* Stated goal: Locate each line below that includes "track" and reproduce it.

Data entries:
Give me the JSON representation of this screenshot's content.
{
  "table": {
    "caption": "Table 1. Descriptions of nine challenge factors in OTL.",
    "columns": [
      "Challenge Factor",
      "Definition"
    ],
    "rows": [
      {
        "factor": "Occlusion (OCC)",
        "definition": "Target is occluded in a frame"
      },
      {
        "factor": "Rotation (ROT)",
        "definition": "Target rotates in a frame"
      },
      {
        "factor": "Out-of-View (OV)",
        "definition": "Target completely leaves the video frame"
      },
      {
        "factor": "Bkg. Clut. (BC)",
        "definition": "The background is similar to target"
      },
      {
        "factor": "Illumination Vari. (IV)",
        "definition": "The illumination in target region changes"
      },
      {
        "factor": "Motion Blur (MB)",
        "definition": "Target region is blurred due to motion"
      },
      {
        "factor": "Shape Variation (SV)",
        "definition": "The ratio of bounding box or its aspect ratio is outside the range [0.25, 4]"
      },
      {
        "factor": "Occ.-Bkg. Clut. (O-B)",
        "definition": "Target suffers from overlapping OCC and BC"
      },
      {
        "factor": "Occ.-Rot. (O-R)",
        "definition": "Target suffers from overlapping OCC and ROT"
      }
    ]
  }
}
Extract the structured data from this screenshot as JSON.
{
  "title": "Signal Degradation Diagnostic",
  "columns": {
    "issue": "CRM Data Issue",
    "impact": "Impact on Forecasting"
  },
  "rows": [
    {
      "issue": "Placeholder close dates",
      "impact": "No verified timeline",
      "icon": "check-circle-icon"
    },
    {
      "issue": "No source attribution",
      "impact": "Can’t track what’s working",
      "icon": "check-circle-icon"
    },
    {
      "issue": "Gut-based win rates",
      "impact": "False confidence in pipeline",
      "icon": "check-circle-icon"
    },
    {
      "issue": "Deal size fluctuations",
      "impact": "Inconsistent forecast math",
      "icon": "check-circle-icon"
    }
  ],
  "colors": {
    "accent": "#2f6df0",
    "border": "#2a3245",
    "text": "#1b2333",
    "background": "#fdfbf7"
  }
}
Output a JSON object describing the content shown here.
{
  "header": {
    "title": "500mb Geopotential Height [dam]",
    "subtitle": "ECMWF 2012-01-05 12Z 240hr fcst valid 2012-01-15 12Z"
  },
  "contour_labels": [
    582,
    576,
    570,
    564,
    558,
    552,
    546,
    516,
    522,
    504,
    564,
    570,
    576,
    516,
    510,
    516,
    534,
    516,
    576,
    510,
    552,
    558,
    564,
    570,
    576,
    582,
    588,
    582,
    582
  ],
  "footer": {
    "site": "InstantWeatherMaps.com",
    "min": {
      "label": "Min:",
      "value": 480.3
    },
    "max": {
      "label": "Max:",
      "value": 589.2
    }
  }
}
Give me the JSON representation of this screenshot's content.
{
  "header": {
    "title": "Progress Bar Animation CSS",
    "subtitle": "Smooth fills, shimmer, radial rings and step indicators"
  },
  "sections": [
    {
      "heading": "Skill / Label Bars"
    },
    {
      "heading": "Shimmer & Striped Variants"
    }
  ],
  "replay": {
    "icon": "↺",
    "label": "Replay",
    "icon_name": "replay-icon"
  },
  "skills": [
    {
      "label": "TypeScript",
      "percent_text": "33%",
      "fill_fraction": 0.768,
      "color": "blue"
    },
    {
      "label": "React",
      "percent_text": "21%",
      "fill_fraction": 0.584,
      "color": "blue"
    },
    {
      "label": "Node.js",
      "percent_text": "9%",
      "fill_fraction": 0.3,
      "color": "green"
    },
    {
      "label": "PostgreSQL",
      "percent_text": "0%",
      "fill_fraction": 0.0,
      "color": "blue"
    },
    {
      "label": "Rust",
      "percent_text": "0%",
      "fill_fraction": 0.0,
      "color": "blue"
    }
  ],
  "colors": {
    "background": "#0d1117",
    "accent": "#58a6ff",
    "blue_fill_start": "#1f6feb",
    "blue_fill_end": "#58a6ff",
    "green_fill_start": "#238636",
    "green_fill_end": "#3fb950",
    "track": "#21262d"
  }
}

* Full answer:
      "impact": "Can’t track what’s working",
    "track": "#21262d"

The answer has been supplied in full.